Stated goal: Reproduce the full listing that appears beneath this instruction exactly.

Records to use:
┄┄┄┄┄┄┄┄┄┄

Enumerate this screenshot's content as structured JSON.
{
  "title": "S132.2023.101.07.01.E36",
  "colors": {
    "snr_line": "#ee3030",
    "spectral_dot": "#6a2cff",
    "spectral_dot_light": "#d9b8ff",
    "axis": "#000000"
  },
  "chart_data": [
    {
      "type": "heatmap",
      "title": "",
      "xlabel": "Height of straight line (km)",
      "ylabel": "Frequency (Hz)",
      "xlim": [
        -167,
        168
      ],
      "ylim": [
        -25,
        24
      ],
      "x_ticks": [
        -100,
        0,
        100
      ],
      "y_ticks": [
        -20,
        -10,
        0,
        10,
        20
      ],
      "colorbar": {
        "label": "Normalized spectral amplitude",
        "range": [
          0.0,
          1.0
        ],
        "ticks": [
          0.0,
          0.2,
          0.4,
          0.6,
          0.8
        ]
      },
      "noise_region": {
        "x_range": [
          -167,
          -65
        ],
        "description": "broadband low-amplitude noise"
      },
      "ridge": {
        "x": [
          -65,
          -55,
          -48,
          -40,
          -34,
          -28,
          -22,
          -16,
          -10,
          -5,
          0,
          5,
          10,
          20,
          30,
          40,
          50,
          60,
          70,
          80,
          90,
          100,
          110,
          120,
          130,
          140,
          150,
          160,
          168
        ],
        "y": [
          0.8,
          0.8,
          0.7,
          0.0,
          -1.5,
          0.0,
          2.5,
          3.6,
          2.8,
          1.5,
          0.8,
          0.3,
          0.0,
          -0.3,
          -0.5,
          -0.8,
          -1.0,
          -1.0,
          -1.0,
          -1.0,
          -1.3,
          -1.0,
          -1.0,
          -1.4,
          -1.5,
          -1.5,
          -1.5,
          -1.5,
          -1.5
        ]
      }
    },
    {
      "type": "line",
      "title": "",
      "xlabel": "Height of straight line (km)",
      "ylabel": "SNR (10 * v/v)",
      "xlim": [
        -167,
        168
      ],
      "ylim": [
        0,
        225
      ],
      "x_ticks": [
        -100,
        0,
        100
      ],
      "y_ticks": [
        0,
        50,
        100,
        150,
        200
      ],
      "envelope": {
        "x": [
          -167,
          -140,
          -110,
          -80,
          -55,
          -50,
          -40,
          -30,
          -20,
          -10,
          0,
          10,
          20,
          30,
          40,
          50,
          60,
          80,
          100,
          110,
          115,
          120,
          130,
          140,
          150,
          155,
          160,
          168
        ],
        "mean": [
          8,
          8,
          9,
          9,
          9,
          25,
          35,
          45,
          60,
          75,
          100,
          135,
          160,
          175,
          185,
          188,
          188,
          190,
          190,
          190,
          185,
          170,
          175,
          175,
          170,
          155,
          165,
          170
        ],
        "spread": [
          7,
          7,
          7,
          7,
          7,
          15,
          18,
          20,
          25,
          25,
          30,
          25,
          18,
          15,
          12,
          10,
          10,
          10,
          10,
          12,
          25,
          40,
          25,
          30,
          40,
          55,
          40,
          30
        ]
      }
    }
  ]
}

┄┄┄┄┄┄┄┄┄┄

Solved exercise:
Enumerate this screenshot's content as structured JSON.
{
  "title": "S132.2023.101.07.01.E36",
  "colors": {
    "snr_line": "#ee3030",
    "spectral_dot": "#6a2cff",
    "spectral_dot_light": "#d9b8ff",
    "axis": "#000000"
  },
  "chart_data": [
    {
      "type": "heatmap",
      "title": "",
      "xlabel": "Height of straight line (km)",
      "ylabel": "Frequency (Hz)",
      "xlim": [
        -167,
        168
      ],
      "ylim": [
        -25,
        24
      ],
      "x_ticks": [
        -100,
        0,
        100
      ],
      "y_ticks": [
        -20,
        -10,
        0,
        10,
        20
      ],
      "colorbar": {
        "label": "Normalized spectral amplitude",
        "range": [
          0.0,
          1.0
        ],
        "ticks": [
          0.0,
          0.2,
          0.4,
          0.6,
          0.8
        ]
      },
      "noise_region": {
        "x_range": [
          -167,
          -65
        ],
        "description": "broadband low-amplitude noise"
      },
      "ridge": {
        "x": [
          -65,
          -55,
          -48,
          -40,
          -34,
          -28,
          -22,
          -16,
          -10,
          -5,
          0,
          5,
          10,
          20,
          30,
          40,
          50,
          60,
          70,
          80,
          90,
          100,
          110,
          120,
          130,
          140,
          150,
          160,
          168
        ],
        "y": [
          0.8,
          0.8,
          0.7,
          0.0,
          -1.5,
          0.0,
          2.5,
          3.6,
          2.8,
          1.5,
          0.8,
          0.3,
          0.0,
          -0.3,
          -0.5,
          -0.8,
          -1.0,
          -1.0,
          -1.0,
          -1.0,
          -1.3,
          -1.0,
          -1.0,
          -1.4,
          -1.5,
          -1.5,
          -1.5,
          -1.5,
          -1.5
        ]
      }
    },
    {
      "type": "line",
      "title": "",
      "xlabel": "Height of straight line (km)",
      "ylabel": "SNR (10 * v/v)",
      "xlim": [
        -167,
        168
      ],
      "ylim": [
        0,
        225
      ],
      "x_ticks": [
        -100,
        0,
        100
      ],
      "y_ticks": [
        0,
        50,
        100,
        150,
        200
      ],
      "envelope": {
        "x": [
          -167,
          -140,
          -110,
          -80,
          -55,
          -50,
          -40,
          -30,
          -20,
          -10,
          0,
          10,
          20,
          30,
          40,
          50,
          60,
          80,
          100,
          110,
          115,
          120,
          130,
          140,
          150,
          155,
          160,
          168
        ],
        "mean": [
          8,
          8,
          9,
          9,
          9,
          25,
          35,
          45,
          60,
          75,
          100,
          135,
          160,
          175,
          185,
          188,
          188,
          190,
          190,
          190,
          185,
          170,
          175,
          175,
          170,
          155,
          165,
          170
        ],
        "spread": [
          7,
          7,
          7,
          7,
          7,
          15,
          18,
          20,
          25,
          25,
          30,
          25,
          18,
          15,
          12,
          10,
          10,
          10,
          10,
          12,
          25,
          40,
          25,
          30,
          40,
          55,
          40,
          30
        ]
      }
    }
  ]
}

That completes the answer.